++++ PROVIDED INFORMATION ++++
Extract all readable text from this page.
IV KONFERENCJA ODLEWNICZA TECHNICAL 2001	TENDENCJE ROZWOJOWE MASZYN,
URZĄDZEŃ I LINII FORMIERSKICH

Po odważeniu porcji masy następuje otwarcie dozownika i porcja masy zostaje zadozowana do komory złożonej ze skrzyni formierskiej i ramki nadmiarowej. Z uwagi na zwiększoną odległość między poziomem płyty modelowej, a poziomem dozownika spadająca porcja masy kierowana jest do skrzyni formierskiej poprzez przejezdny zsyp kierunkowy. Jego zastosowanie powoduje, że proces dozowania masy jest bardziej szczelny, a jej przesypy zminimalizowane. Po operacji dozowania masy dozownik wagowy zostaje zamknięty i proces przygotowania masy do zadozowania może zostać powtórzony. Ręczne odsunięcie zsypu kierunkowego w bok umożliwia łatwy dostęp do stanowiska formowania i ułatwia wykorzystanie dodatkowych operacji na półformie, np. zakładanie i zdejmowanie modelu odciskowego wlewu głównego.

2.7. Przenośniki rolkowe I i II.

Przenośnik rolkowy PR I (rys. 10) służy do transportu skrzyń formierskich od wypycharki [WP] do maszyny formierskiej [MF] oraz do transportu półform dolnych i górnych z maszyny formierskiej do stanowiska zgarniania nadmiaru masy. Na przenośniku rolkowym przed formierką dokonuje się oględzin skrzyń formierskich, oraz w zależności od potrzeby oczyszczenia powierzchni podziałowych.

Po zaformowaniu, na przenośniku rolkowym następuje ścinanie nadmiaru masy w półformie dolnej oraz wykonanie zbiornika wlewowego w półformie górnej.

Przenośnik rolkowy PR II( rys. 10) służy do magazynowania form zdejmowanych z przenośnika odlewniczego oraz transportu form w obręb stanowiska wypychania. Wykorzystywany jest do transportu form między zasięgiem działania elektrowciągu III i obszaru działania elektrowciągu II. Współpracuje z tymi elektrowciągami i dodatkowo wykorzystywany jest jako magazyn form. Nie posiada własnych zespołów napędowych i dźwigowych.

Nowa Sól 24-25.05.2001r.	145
++++
++++ PROVIDED INFORMATION ++++
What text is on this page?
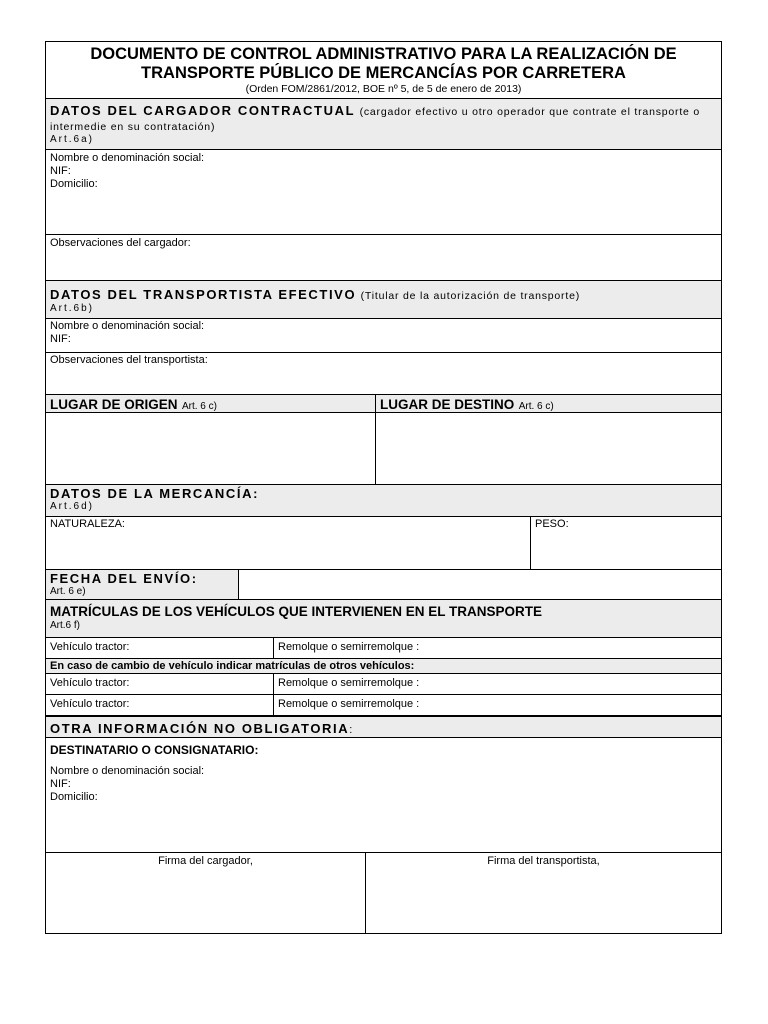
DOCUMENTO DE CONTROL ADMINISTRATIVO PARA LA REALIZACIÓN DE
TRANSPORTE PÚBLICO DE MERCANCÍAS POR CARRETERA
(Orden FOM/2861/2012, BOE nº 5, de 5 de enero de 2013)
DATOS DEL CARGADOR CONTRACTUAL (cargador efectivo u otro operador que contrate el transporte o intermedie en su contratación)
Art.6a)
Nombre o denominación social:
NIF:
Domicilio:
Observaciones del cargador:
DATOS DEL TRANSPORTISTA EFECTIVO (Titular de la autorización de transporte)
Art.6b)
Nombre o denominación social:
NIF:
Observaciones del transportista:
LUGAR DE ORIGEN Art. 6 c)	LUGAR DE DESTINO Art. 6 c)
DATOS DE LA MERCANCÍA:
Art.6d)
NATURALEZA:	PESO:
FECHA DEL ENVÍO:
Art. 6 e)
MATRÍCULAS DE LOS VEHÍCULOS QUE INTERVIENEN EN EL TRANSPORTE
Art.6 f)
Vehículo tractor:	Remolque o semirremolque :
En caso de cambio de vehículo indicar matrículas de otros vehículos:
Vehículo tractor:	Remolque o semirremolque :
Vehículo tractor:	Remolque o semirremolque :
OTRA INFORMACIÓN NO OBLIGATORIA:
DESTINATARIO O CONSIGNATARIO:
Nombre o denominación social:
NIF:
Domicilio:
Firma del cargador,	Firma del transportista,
++++
SHORT PROBLEM:
Working from the entries above, return all lines that contain "nadmiaru".

THE RESULT:
Przenośnik rolkowy PR I (rys. 10) służy do transportu skrzyń formierskich od wypycharki [WP] do maszyny formierskiej [MF] oraz do transportu półform dolnych i górnych z maszyny formierskiej do stanowiska zgarniania nadmiaru masy. Na przenośniku rolkowym przed formierką dokonuje się oględzin skrzyń formierskich, oraz w zależności od potrzeby oczyszczenia powierzchni podziałowych.
Po zaformowaniu, na przenośniku rolkowym następuje ścinanie nadmiaru masy w półformie dolnej oraz wykonanie zbiornika wlewowego w półformie górnej.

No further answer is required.